● BRIEF:
Without altering anything, repeat each of the records.

[Records contained in a dataset]
──────────────────────────────
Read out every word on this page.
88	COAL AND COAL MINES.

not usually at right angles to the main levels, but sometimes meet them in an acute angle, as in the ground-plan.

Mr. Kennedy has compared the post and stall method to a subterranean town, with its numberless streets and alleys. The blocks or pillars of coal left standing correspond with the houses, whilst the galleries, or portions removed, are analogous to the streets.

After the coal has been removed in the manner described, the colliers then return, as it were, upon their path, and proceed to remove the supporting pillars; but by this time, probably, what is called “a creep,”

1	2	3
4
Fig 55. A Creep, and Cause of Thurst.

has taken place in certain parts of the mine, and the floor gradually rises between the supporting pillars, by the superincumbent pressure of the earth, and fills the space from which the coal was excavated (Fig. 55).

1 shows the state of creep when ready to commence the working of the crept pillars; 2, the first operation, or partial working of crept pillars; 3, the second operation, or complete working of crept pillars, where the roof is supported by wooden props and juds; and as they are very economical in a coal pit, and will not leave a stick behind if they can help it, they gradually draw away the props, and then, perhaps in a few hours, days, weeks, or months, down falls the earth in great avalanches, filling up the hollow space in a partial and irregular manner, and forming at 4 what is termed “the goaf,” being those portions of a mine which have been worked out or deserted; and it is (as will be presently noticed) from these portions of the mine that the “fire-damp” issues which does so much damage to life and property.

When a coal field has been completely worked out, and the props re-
──────────────────────────────
● SOLUTION TO THIS PROBLEM:
Read out every word on this page.
88	COAL AND COAL MINES.

not usually at right angles to the main levels, but sometimes meet them in an acute angle, as in the ground-plan.

Mr. Kennedy has compared the post and stall method to a subterranean town, with its numberless streets and alleys. The blocks or pillars of coal left standing correspond with the houses, whilst the galleries, or portions removed, are analogous to the streets.

After the coal has been removed in the manner described, the colliers then return, as it were, upon their path, and proceed to remove the supporting pillars; but by this time, probably, what is called “a creep,”

1	2	3
4
Fig 55. A Creep, and Cause of Thurst.

has taken place in certain parts of the mine, and the floor gradually rises between the supporting pillars, by the superincumbent pressure of the earth, and fills the space from which the coal was excavated (Fig. 55).

1 shows the state of creep when ready to commence the working of the crept pillars; 2, the first operation, or partial working of crept pillars; 3, the second operation, or complete working of crept pillars, where the roof is supported by wooden props and juds; and as they are very economical in a coal pit, and will not leave a stick behind if they can help it, they gradually draw away the props, and then, perhaps in a few hours, days, weeks, or months, down falls the earth in great avalanches, filling up the hollow space in a partial and irregular manner, and forming at 4 what is termed “the goaf,” being those portions of a mine which have been worked out or deserted; and it is (as will be presently noticed) from these portions of the mine that the “fire-damp” issues which does so much damage to life and property.

When a coal field has been completely worked out, and the props re-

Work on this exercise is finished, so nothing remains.